**Description of the task:** Set down the full listing exactly, character for character.

**Data listing:**

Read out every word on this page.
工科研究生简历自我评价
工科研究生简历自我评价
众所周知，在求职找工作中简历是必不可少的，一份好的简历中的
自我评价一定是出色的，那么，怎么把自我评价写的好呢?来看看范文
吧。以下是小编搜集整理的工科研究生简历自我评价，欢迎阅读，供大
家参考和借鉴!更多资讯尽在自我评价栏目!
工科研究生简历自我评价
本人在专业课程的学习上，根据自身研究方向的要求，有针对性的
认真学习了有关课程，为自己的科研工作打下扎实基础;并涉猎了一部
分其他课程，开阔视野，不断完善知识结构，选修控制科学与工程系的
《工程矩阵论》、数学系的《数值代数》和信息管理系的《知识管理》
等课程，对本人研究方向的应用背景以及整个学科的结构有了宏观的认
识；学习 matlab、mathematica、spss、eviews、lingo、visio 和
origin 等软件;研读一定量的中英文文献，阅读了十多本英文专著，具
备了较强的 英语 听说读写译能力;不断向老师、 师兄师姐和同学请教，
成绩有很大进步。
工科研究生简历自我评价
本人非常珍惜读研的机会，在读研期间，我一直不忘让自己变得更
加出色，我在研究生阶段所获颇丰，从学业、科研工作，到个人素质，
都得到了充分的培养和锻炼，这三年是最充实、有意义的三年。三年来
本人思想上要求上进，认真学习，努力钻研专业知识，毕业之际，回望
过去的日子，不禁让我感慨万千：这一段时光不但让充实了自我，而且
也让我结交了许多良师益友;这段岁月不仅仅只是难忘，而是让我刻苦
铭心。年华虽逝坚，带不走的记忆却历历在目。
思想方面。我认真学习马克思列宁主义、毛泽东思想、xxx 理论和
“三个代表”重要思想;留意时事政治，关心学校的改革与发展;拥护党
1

**Solution to this problem:**
Read out every word on this page.
工科研究生简历自我评价
工科研究生简历自我评价
众所周知，在求职找工作中简历是必不可少的，一份好的简历中的
自我评价一定是出色的，那么，怎么把自我评价写的好呢?来看看范文
吧。以下是小编搜集整理的工科研究生简历自我评价，欢迎阅读，供大
家参考和借鉴!更多资讯尽在自我评价栏目!
工科研究生简历自我评价
本人在专业课程的学习上，根据自身研究方向的要求，有针对性的
认真学习了有关课程，为自己的科研工作打下扎实基础;并涉猎了一部
分其他课程，开阔视野，不断完善知识结构，选修控制科学与工程系的
《工程矩阵论》、数学系的《数值代数》和信息管理系的《知识管理》
等课程，对本人研究方向的应用背景以及整个学科的结构有了宏观的认
识；学习 matlab、mathematica、spss、eviews、lingo、visio 和
origin 等软件;研读一定量的中英文文献，阅读了十多本英文专著，具
备了较强的 英语 听说读写译能力;不断向老师、 师兄师姐和同学请教，
成绩有很大进步。
工科研究生简历自我评价
本人非常珍惜读研的机会，在读研期间，我一直不忘让自己变得更
加出色，我在研究生阶段所获颇丰，从学业、科研工作，到个人素质，
都得到了充分的培养和锻炼，这三年是最充实、有意义的三年。三年来
本人思想上要求上进，认真学习，努力钻研专业知识，毕业之际，回望
过去的日子，不禁让我感慨万千：这一段时光不但让充实了自我，而且
也让我结交了许多良师益友;这段岁月不仅仅只是难忘，而是让我刻苦
铭心。年华虽逝坚，带不走的记忆却历历在目。
思想方面。我认真学习马克思列宁主义、毛泽东思想、xxx 理论和
“三个代表”重要思想;留意时事政治，关心学校的改革与发展;拥护党
1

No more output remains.